_Items from a dataset_
════════

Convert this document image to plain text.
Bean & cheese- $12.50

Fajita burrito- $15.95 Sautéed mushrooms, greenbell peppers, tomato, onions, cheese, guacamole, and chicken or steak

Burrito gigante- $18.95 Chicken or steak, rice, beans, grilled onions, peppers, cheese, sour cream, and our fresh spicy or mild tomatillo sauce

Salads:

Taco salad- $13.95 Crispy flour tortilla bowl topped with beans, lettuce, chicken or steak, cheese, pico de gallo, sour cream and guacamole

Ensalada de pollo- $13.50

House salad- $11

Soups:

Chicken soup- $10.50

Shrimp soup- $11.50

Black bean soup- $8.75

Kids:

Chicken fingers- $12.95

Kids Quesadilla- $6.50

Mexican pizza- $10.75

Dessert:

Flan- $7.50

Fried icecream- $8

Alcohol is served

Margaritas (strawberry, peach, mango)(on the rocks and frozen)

════════

_PROMPT_
Repeat each entry word for word.

_EXERCISE SOLUTION_
Convert this document image to plain text.
Bean & cheese- $12.50

Fajita burrito- $15.95 Sautéed mushrooms, greenbell peppers, tomato, onions, cheese, guacamole, and chicken or steak

Burrito gigante- $18.95 Chicken or steak, rice, beans, grilled onions, peppers, cheese, sour cream, and our fresh spicy or mild tomatillo sauce

Salads:

Taco salad- $13.95 Crispy flour tortilla bowl topped with beans, lettuce, chicken or steak, cheese, pico de gallo, sour cream and guacamole

Ensalada de pollo- $13.50

House salad- $11

Soups:

Chicken soup- $10.50

Shrimp soup- $11.50

Black bean soup- $8.75

Kids:

Chicken fingers- $12.95

Kids Quesadilla- $6.50

Mexican pizza- $10.75

Dessert:

Flan- $7.50

Fried icecream- $8

Alcohol is served

Margaritas (strawberry, peach, mango)(on the rocks and frozen)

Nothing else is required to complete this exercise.